(Excerpt from a dataset)
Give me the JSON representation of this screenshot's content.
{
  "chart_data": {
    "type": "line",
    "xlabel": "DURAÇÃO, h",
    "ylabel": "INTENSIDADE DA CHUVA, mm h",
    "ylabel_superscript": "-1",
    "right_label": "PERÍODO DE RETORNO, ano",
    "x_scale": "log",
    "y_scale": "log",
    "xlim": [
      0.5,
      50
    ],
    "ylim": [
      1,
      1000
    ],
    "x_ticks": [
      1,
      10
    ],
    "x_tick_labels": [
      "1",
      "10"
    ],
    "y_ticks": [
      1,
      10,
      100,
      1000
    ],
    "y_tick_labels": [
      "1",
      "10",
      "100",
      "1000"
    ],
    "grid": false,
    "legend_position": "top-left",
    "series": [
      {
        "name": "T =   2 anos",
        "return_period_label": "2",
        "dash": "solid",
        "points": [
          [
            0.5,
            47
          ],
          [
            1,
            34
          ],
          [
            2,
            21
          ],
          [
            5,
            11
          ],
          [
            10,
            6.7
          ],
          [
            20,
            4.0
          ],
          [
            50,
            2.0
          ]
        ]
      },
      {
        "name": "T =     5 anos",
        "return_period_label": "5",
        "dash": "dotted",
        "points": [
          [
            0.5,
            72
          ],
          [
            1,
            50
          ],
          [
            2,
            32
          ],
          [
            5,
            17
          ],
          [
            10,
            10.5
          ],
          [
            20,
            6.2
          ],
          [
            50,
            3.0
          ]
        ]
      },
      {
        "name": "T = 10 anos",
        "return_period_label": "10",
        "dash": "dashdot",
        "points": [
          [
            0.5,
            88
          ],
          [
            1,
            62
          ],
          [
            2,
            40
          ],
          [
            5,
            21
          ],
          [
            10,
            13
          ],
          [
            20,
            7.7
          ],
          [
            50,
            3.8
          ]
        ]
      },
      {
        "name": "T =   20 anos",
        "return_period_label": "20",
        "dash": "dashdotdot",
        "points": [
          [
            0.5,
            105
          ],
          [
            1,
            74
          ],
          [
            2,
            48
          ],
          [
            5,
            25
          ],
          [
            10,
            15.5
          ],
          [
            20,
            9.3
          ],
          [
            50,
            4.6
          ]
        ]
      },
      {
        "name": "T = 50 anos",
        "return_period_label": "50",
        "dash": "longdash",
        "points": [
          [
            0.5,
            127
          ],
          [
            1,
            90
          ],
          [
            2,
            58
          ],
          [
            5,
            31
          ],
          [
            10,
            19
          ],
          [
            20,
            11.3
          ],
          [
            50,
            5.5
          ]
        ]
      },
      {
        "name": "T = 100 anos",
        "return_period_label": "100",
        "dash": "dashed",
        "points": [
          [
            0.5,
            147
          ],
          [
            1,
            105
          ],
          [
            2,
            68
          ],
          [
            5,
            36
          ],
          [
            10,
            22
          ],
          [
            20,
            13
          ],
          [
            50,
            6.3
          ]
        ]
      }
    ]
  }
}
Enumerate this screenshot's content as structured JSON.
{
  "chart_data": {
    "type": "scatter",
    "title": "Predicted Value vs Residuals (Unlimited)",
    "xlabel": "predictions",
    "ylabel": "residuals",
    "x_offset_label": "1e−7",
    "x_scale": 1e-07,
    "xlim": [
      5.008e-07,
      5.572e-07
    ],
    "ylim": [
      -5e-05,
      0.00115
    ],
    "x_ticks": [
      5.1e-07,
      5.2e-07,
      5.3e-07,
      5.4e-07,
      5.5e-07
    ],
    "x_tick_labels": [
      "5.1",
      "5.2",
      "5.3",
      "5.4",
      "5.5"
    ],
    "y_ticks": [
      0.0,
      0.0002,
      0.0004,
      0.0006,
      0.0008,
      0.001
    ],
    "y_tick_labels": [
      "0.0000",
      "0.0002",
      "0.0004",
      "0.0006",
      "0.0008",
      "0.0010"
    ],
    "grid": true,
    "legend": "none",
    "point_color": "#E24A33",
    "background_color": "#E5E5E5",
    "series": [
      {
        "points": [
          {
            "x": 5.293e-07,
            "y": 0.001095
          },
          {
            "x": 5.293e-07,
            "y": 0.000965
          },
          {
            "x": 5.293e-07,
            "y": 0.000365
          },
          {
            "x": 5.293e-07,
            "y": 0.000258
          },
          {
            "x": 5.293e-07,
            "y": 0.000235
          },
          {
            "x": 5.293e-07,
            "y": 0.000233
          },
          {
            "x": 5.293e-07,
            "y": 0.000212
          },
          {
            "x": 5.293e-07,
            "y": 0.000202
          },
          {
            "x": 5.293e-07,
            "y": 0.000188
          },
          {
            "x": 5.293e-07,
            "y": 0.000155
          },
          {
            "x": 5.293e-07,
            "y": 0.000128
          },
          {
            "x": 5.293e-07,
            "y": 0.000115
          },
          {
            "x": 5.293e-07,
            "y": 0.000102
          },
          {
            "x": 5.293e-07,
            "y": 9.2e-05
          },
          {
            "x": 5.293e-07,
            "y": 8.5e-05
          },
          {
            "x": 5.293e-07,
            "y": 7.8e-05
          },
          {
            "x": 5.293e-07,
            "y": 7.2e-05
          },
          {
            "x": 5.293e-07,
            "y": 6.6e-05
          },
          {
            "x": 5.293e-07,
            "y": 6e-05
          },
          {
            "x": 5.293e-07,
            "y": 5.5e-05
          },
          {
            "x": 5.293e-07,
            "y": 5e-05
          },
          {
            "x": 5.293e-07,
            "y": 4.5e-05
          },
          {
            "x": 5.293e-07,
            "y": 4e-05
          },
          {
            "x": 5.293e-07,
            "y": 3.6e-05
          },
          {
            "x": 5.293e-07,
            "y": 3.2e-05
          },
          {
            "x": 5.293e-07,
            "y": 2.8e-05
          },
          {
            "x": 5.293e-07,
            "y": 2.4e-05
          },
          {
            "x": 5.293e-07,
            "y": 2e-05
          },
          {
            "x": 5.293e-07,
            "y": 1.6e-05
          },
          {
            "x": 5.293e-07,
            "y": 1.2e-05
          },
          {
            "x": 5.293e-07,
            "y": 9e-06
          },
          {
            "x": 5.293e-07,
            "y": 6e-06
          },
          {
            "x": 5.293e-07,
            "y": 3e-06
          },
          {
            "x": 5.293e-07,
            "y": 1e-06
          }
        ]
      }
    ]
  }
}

--- GOAL ---
Copy every line of the records above that holds the word "dash".

--- THE RESPONSE ---
        "dash": "solid",
        "dash": "dotted",
        "dash": "dashdot",
        "dash": "dashdotdot",
        "dash": "longdash",
        "dash": "dashed",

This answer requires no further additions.